● Required work
Extract each line from the entries below that has the string "karta" in it.

● Data listing
************
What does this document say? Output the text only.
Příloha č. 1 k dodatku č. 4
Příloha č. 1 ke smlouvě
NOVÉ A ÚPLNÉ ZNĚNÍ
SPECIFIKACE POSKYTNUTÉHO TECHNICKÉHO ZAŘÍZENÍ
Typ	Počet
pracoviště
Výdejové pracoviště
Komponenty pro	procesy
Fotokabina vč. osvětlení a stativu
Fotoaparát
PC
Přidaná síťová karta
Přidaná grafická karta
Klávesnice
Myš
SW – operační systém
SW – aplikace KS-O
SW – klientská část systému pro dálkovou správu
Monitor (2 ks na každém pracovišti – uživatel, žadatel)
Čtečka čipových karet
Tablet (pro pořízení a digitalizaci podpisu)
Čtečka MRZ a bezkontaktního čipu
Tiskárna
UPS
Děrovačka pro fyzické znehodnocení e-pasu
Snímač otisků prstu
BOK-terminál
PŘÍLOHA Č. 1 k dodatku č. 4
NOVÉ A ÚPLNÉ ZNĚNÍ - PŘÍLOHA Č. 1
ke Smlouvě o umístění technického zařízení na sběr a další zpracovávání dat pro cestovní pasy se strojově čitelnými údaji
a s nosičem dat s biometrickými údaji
************
● Response to this exercise
Přidaná síťová karta
Přidaná grafická karta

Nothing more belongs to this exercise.